**Exercise:** Repeat everything in the material exactly.

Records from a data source
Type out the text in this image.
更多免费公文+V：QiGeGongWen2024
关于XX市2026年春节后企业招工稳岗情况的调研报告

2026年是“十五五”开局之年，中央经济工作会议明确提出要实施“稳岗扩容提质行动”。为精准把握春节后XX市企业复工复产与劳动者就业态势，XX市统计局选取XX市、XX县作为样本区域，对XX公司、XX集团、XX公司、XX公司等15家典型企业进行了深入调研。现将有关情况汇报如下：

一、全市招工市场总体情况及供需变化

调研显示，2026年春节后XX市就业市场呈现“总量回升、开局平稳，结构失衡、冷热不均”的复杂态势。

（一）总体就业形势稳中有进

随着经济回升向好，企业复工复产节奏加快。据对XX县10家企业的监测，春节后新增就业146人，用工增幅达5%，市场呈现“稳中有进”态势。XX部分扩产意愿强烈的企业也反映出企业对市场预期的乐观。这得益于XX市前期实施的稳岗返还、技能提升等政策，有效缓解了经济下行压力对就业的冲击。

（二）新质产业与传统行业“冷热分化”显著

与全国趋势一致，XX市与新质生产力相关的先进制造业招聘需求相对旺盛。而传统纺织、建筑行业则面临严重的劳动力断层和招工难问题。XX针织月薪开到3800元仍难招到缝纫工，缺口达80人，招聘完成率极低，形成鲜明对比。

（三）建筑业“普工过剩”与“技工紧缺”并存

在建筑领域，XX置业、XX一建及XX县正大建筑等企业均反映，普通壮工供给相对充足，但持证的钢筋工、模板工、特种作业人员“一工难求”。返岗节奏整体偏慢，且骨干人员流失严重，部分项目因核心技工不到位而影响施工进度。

**Output of the exercise:**
Type out the text in this image.
更多免费公文+V：QiGeGongWen2024
关于XX市2026年春节后企业招工稳岗情况的调研报告

2026年是“十五五”开局之年，中央经济工作会议明确提出要实施“稳岗扩容提质行动”。为精准把握春节后XX市企业复工复产与劳动者就业态势，XX市统计局选取XX市、XX县作为样本区域，对XX公司、XX集团、XX公司、XX公司等15家典型企业进行了深入调研。现将有关情况汇报如下：

一、全市招工市场总体情况及供需变化

调研显示，2026年春节后XX市就业市场呈现“总量回升、开局平稳，结构失衡、冷热不均”的复杂态势。

（一）总体就业形势稳中有进

随着经济回升向好，企业复工复产节奏加快。据对XX县10家企业的监测，春节后新增就业146人，用工增幅达5%，市场呈现“稳中有进”态势。XX部分扩产意愿强烈的企业也反映出企业对市场预期的乐观。这得益于XX市前期实施的稳岗返还、技能提升等政策，有效缓解了经济下行压力对就业的冲击。

（二）新质产业与传统行业“冷热分化”显著

与全国趋势一致，XX市与新质生产力相关的先进制造业招聘需求相对旺盛。而传统纺织、建筑行业则面临严重的劳动力断层和招工难问题。XX针织月薪开到3800元仍难招到缝纫工，缺口达80人，招聘完成率极低，形成鲜明对比。

（三）建筑业“普工过剩”与“技工紧缺”并存

在建筑领域，XX置业、XX一建及XX县正大建筑等企业均反映，普通壮工供给相对充足，但持证的钢筋工、模板工、特种作业人员“一工难求”。返岗节奏整体偏慢，且骨干人员流失严重，部分项目因核心技工不到位而影响施工进度。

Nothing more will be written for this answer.